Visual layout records

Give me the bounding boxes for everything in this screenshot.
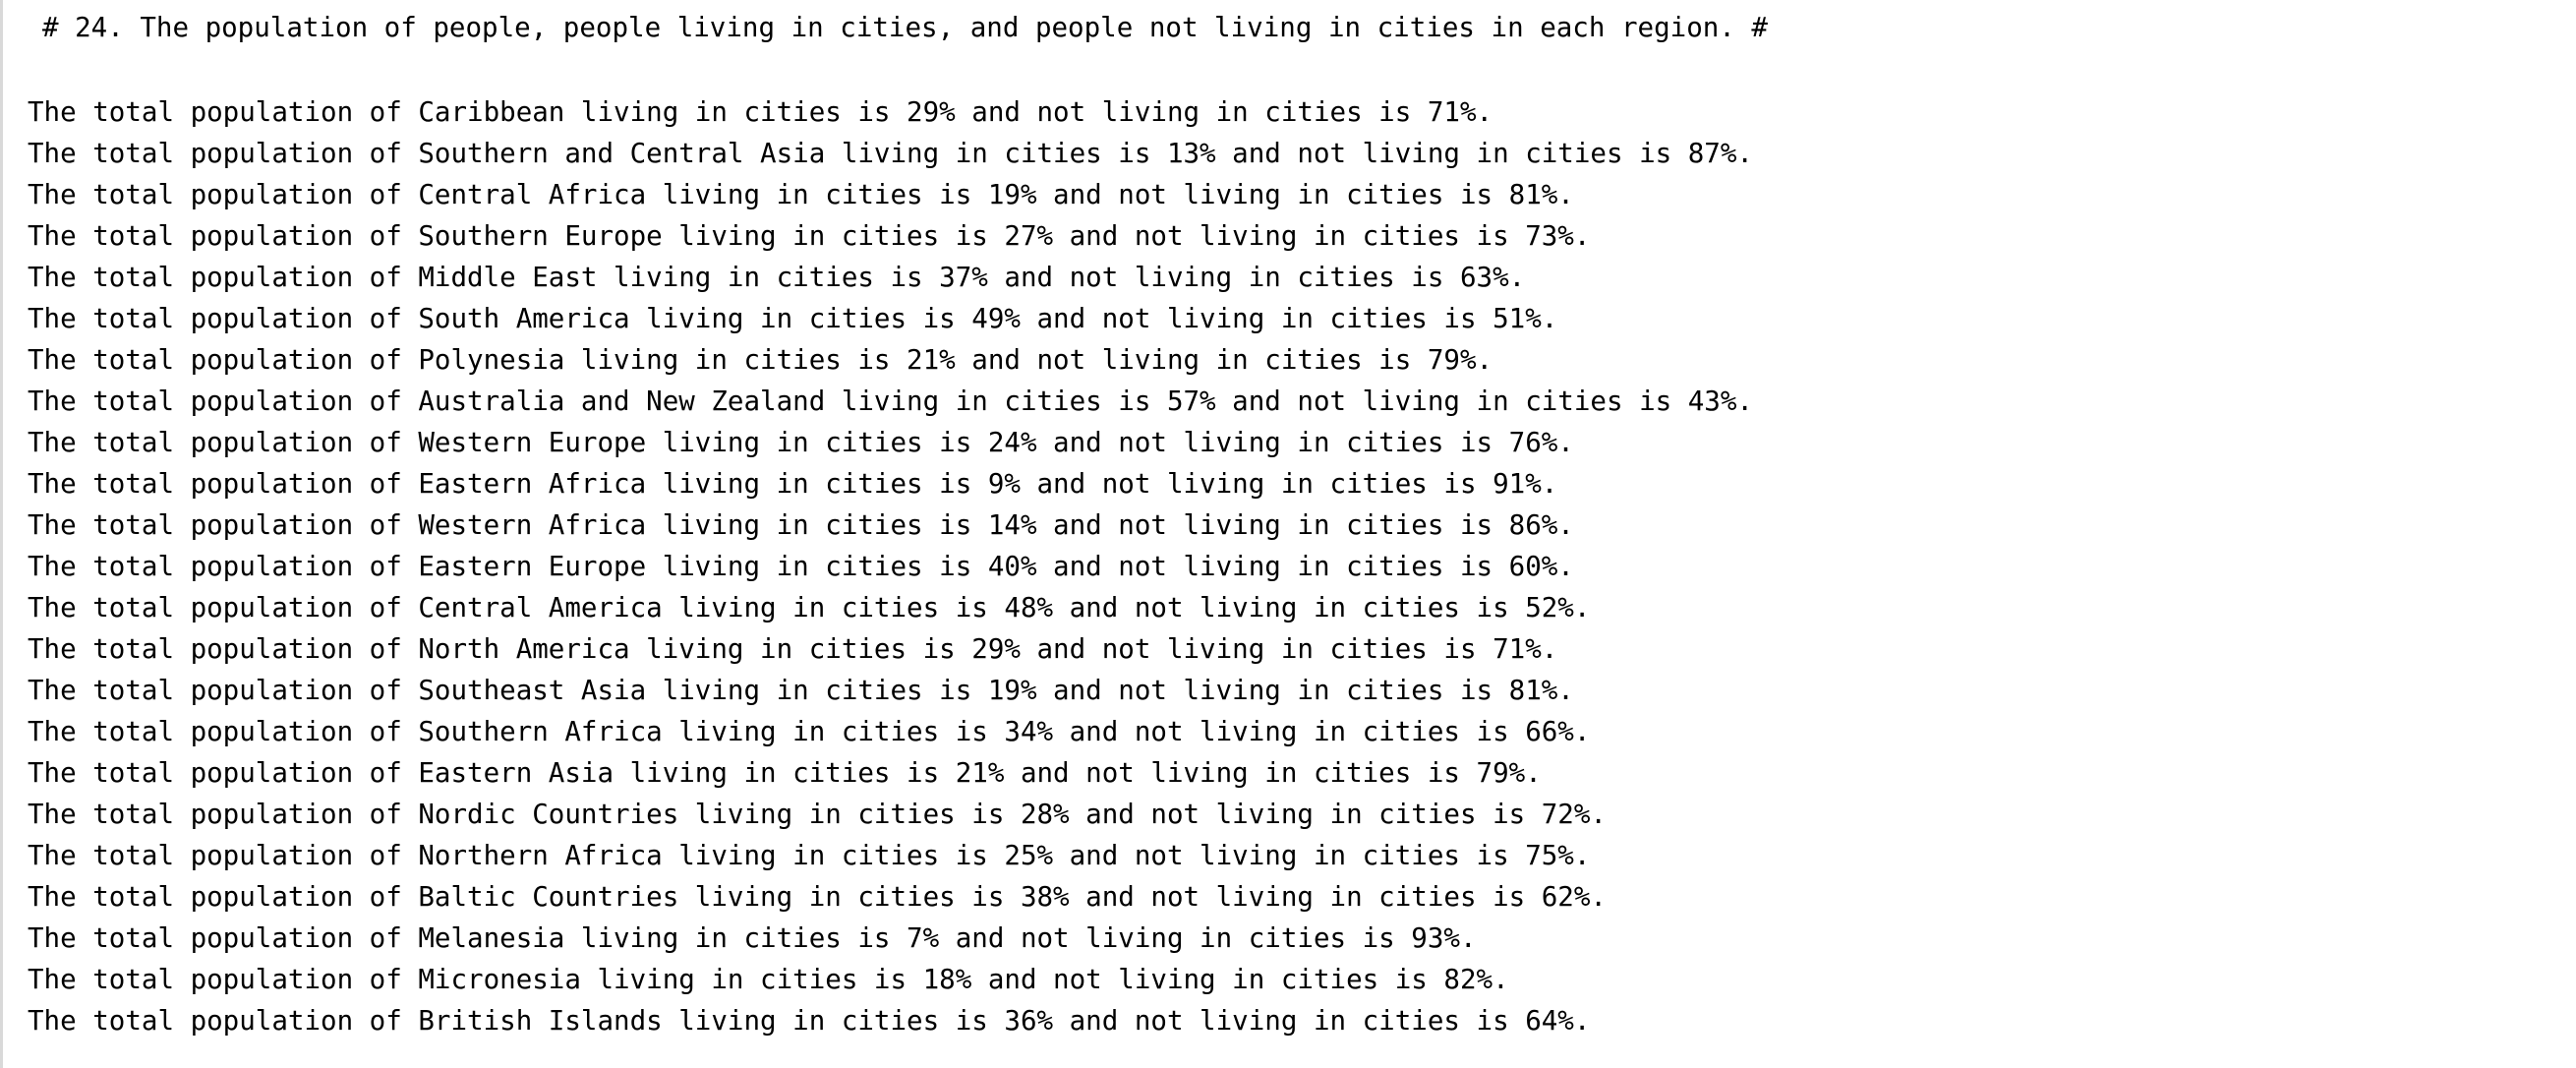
result-line-21: The total population of Micronesia livin… (28, 964, 1509, 995)
result-line-18: The total population of Northern Africa … (28, 840, 1591, 871)
result-line-13: The total population of North America li… (28, 633, 1558, 665)
result-line-5: The total population of South America li… (28, 303, 1558, 334)
result-line-4: The total population of Middle East livi… (28, 262, 1526, 293)
result-line-15: The total population of Southern Africa … (28, 716, 1591, 747)
results-list: The total population of Caribbean living… (28, 91, 1753, 1041)
result-line-16: The total population of Eastern Asia liv… (28, 757, 1542, 789)
result-line-11: The total population of Eastern Europe l… (28, 551, 1574, 582)
result-line-19: The total population of Baltic Countries… (28, 881, 1607, 913)
result-line-7: The total population of Australia and Ne… (28, 386, 1753, 417)
result-line-9: The total population of Eastern Africa l… (28, 468, 1558, 500)
result-line-12: The total population of Central America … (28, 592, 1591, 623)
result-line-1: The total population of Southern and Cen… (28, 138, 1753, 169)
output-header: # 24. The population of people, people l… (42, 12, 1768, 43)
result-line-14: The total population of Southeast Asia l… (28, 675, 1574, 706)
gutter-divider (0, 0, 3, 1068)
result-line-3: The total population of Southern Europe … (28, 220, 1591, 252)
result-line-6: The total population of Polynesia living… (28, 344, 1493, 376)
result-line-17: The total population of Nordic Countries… (28, 799, 1607, 830)
result-line-22: The total population of British Islands … (28, 1005, 1591, 1037)
result-line-2: The total population of Central Africa l… (28, 179, 1574, 210)
result-line-10: The total population of Western Africa l… (28, 509, 1574, 541)
result-line-0: The total population of Caribbean living… (28, 96, 1493, 128)
result-line-20: The total population of Melanesia living… (28, 922, 1477, 954)
result-line-8: The total population of Western Europe l… (28, 427, 1574, 458)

[Work to be completed] Count the lines in the entries above that contain the string "Europe", treating uppercase and lowercase as different, and reply with the number alone.

[Completed exercise] 3